┌─ GIVEN DATA
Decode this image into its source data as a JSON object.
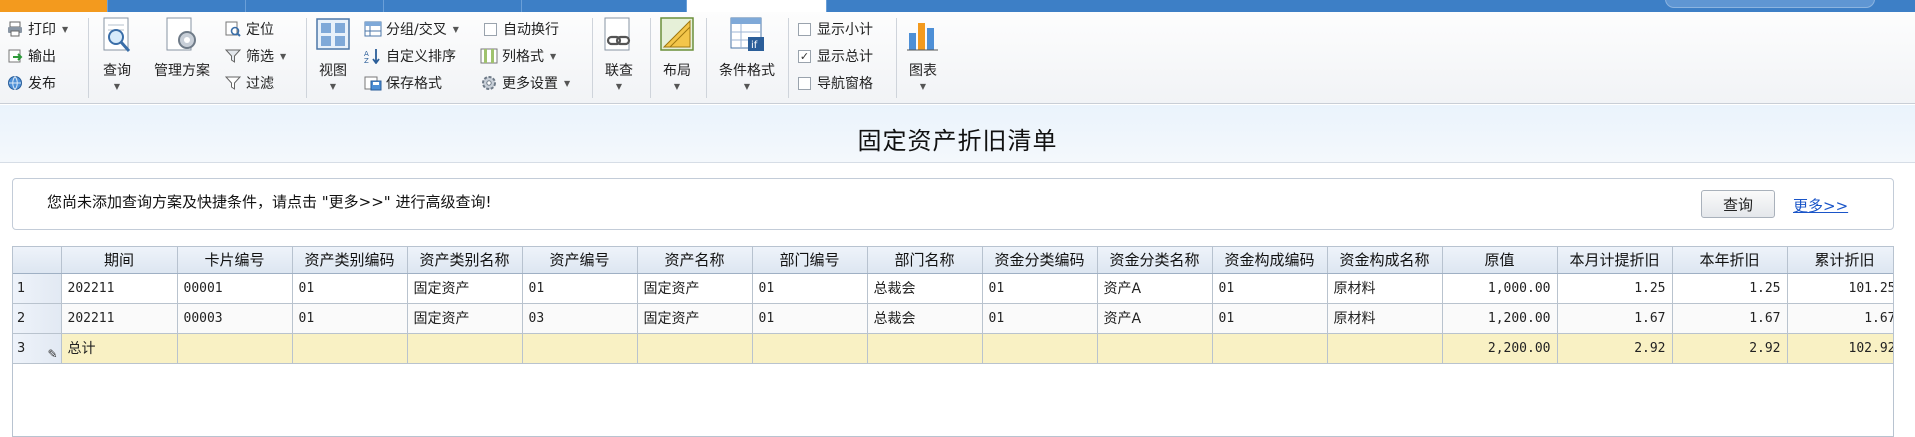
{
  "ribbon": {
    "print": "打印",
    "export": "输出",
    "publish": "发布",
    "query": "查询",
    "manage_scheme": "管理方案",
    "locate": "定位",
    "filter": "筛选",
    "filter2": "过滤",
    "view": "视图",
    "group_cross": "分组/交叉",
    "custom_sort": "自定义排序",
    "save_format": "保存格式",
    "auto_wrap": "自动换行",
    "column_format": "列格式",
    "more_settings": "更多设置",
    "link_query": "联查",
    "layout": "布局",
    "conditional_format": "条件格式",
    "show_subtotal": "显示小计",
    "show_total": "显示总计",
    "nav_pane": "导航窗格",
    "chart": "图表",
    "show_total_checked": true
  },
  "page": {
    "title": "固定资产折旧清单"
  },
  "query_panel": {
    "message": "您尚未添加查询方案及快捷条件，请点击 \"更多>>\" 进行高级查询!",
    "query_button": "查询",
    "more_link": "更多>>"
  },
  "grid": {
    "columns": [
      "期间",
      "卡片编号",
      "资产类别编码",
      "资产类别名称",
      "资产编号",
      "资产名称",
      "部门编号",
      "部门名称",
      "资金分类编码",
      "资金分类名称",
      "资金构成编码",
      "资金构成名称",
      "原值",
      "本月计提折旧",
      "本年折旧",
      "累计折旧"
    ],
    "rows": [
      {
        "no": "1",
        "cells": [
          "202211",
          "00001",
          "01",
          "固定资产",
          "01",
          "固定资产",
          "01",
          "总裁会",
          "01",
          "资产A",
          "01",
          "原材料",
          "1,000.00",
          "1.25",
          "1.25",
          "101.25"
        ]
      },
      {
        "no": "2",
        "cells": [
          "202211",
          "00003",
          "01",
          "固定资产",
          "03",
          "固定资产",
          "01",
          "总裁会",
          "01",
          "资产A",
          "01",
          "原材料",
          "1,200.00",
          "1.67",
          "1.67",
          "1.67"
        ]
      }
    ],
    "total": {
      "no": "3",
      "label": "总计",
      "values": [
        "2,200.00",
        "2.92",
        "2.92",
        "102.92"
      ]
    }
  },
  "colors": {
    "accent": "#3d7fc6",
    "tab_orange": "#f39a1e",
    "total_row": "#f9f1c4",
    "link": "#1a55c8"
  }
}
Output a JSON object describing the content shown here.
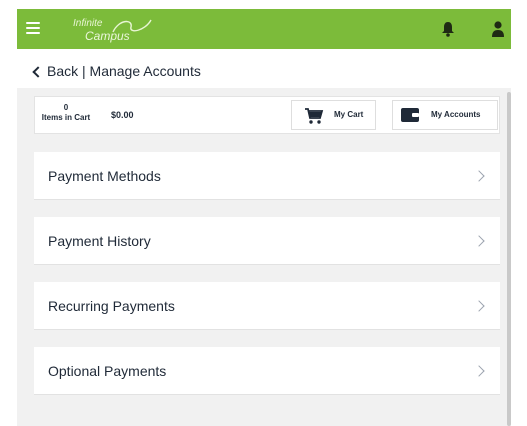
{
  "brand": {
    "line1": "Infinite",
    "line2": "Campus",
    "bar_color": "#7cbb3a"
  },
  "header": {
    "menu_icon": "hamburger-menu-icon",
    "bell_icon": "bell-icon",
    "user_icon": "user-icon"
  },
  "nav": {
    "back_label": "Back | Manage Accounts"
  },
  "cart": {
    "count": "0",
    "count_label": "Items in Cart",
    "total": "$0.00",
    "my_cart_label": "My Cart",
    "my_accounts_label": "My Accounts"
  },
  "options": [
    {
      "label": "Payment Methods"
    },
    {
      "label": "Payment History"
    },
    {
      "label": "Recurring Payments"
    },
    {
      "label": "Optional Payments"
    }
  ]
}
└─
### YOUR OBJECTIVE
Extract the full listing above verbatim; pictures are to be left out of the copy.

### RESPONSE TO THE TASK
Decode this image into its source data as a JSON object.
{
  "ribbon": {
    "print": "打印",
    "export": "输出",
    "publish": "发布",
    "query": "查询",
    "manage_scheme": "管理方案",
    "locate": "定位",
    "filter": "筛选",
    "filter2": "过滤",
    "view": "视图",
    "group_cross": "分组/交叉",
    "custom_sort": "自定义排序",
    "save_format": "保存格式",
    "auto_wrap": "自动换行",
    "column_format": "列格式",
    "more_settings": "更多设置",
    "link_query": "联查",
    "layout": "布局",
    "conditional_format": "条件格式",
    "show_subtotal": "显示小计",
    "show_total": "显示总计",
    "nav_pane": "导航窗格",
    "chart": "图表",
    "show_total_checked": true
  },
  "page": {
    "title": "固定资产折旧清单"
  },
  "query_panel": {
    "message": "您尚未添加查询方案及快捷条件，请点击 \"更多>>\" 进行高级查询!",
    "query_button": "查询",
    "more_link": "更多>>"
  },
  "grid": {
    "columns": [
      "期间",
      "卡片编号",
      "资产类别编码",
      "资产类别名称",
      "资产编号",
      "资产名称",
      "部门编号",
      "部门名称",
      "资金分类编码",
      "资金分类名称",
      "资金构成编码",
      "资金构成名称",
      "原值",
      "本月计提折旧",
      "本年折旧",
      "累计折旧"
    ],
    "rows": [
      {
        "no": "1",
        "cells": [
          "202211",
          "00001",
          "01",
          "固定资产",
          "01",
          "固定资产",
          "01",
          "总裁会",
          "01",
          "资产A",
          "01",
          "原材料",
          "1,000.00",
          "1.25",
          "1.25",
          "101.25"
        ]
      },
      {
        "no": "2",
        "cells": [
          "202211",
          "00003",
          "01",
          "固定资产",
          "03",
          "固定资产",
          "01",
          "总裁会",
          "01",
          "资产A",
          "01",
          "原材料",
          "1,200.00",
          "1.67",
          "1.67",
          "1.67"
        ]
      }
    ],
    "total": {
      "no": "3",
      "label": "总计",
      "values": [
        "2,200.00",
        "2.92",
        "2.92",
        "102.92"
      ]
    }
  },
  "colors": {
    "accent": "#3d7fc6",
    "tab_orange": "#f39a1e",
    "total_row": "#f9f1c4",
    "link": "#1a55c8"
  }
}
Output a JSON object describing the content shown here.
{
  "brand": {
    "line1": "Infinite",
    "line2": "Campus",
    "bar_color": "#7cbb3a"
  },
  "header": {
    "menu_icon": "hamburger-menu-icon",
    "bell_icon": "bell-icon",
    "user_icon": "user-icon"
  },
  "nav": {
    "back_label": "Back | Manage Accounts"
  },
  "cart": {
    "count": "0",
    "count_label": "Items in Cart",
    "total": "$0.00",
    "my_cart_label": "My Cart",
    "my_accounts_label": "My Accounts"
  },
  "options": [
    {
      "label": "Payment Methods"
    },
    {
      "label": "Payment History"
    },
    {
      "label": "Recurring Payments"
    },
    {
      "label": "Optional Payments"
    }
  ]
}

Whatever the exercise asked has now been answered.